■ Extrait présenté
# # # #
Le canton assure «se réjouir» des différentes initiatives qui se concrétisent, dont celle du Lait équitable. Pourtant, toutes n’atteignent de loin pas le franc payé au producteur. La DIAF signale ainsi, entre autres, le «tapis vert» de Swissmilk (Producteurs suisses de lait), qui se contente de 3 centimes ajoutés aux prix de référence.

Convaincre les milieux agricoles

Des cadres de Swissmilk ou de l’Union suisse des paysans ont pourtant fait acte de présence, hier, sans toutefois prendre la parole. «Nous espérons que nos organisations nationales nous aideront. On peut commencer comme ça, mais ensuite, on aura besoin d’elles», a commenté Patrick Demont. Les dirigeants de la coopérative Le lait équitable ont déjà essuyé de nombreuses fins de non-recevoir de la part des milieux agricoles eux-mêmes. Ils savent donc qu’il leur faudra forcer bien des portes. A commencer par celles de «leur» Fenaco, propriétaire des magasins Landi, encore closes. JnG


Ce qu’ils en pensent Paul Ecoffey, coopérateur, Rueyres-Treyfayes. «Il existe de nombreux labels, mais avec quelques centimes supplémentaires par litre seulement, ils ne sont pas durables. C’est une moquerie par rapport au travail fourni. Nous, on prouve que notre idée, utopiste à la base, est réalisable.»

Erwin Schoepges, président de l’European Milk Board. «Certains agriculteurs de Fairbel, en Belgique, m’ont dit que, grâce au label, ils ont pu partir en vacances pour la première fois, se faire remplacer ou aller au restaurant. On ne va pas tout sauver mais, peu à peu, la motivation et la confiance reviennent. Les agriculteurs ont été éduqués depuis des décennies avec une autre logique. Il ne faut pas attendre que tous montent dans le train. Mais avec ceux qui montent, on prouve que le projet est valable.»

Thomas Zwald, secrétaire général de Cremo. «Cremo appartient aux producteurs. Donc, par définition, nous avons intérêt à soutenir des projets qui garantissent une meilleure mise en valeur de la matière première. Ce produit ne va pas casser le marché: on casse le marché avec des prix trop bas… Mais on s’adresse à des consommateurs responsables, qui sont encore une minorité.»
# # # #
[Entrées des éléments de mise en page]
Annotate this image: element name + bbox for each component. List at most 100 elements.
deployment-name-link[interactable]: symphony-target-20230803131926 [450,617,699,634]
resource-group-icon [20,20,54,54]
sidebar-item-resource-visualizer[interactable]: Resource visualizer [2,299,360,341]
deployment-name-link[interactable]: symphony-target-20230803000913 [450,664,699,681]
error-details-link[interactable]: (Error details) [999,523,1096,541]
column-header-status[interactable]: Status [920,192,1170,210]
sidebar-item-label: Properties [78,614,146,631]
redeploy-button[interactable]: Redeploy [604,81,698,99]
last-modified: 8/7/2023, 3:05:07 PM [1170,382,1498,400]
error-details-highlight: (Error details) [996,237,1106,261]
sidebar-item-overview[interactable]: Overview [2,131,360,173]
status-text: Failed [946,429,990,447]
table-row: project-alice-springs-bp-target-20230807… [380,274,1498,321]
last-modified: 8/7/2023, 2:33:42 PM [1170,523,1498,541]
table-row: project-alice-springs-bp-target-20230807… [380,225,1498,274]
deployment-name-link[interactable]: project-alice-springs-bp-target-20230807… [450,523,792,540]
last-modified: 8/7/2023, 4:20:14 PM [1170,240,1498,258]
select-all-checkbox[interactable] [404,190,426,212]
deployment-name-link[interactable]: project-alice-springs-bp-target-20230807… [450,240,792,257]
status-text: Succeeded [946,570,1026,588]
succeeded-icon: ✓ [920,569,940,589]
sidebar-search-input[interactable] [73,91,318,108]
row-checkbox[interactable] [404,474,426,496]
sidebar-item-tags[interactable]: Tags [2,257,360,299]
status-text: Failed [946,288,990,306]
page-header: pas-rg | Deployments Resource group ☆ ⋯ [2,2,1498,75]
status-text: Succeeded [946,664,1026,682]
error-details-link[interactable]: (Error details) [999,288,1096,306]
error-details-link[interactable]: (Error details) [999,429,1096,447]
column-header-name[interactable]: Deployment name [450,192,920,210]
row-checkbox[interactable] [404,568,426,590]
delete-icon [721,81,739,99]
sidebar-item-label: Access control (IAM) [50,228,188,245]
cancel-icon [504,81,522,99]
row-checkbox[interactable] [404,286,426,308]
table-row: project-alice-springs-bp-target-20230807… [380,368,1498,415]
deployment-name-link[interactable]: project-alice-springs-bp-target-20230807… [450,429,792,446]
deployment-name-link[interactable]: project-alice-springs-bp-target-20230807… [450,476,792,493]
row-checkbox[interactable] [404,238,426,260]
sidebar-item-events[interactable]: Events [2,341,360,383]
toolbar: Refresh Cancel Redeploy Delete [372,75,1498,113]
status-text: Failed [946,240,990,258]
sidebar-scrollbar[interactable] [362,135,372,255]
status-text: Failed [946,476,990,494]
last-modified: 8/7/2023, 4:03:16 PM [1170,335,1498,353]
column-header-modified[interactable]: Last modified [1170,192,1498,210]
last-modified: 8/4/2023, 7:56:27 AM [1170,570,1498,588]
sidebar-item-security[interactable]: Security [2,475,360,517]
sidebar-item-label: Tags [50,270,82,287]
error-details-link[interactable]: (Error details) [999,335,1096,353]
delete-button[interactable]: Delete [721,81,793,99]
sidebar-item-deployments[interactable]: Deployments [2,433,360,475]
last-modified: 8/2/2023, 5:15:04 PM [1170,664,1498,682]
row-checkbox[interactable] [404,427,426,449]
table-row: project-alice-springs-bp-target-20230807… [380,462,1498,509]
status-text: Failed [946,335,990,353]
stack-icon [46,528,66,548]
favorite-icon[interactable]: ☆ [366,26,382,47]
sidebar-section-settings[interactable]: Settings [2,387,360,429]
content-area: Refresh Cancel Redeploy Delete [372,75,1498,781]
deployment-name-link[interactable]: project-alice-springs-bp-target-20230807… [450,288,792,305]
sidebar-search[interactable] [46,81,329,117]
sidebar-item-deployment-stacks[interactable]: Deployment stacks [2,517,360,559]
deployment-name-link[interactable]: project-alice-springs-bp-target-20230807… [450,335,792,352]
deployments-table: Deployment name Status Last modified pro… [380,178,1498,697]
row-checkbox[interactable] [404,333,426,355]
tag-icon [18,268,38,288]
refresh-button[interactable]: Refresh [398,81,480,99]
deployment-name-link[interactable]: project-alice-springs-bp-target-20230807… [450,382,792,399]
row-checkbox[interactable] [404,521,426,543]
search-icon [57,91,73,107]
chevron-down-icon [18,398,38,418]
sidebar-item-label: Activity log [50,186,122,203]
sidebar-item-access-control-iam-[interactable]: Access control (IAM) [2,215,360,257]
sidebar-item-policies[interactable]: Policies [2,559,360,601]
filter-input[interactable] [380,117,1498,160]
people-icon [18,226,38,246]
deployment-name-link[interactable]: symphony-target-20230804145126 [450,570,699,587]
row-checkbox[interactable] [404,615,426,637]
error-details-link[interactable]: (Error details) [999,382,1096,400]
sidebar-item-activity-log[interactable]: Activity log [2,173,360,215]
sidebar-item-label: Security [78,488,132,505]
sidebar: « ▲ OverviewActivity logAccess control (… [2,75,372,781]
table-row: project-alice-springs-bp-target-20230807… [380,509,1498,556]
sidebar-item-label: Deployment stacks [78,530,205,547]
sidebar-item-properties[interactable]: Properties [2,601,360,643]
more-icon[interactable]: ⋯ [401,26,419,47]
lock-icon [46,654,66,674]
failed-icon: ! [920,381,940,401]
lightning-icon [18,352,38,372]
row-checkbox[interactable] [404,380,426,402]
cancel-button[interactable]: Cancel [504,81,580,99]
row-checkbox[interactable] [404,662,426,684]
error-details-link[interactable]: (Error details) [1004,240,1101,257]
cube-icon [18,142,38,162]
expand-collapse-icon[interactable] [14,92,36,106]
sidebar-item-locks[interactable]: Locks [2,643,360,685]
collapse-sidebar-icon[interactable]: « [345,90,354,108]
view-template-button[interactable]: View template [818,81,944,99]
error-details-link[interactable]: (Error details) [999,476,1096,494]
# # # #
■ Consignes et exigences
Pourriez-vous recopier à l'identique le passage de l'article sur le lait équitable qui commence par «Le canton assure» et se poursuit jusqu'à «prix de référence.» ?

■ Corrigé proposé
Le canton assure «se réjouir» des différentes initiatives qui se concrétisent, dont celle du Lait équitable. Pourtant, toutes n’atteignent de loin pas le franc payé au producteur. La DIAF signale ainsi, entre autres, le «tapis vert» de Swissmilk (Producteurs suisses de lait), qui se contente de 3 centimes ajoutés aux prix de référence.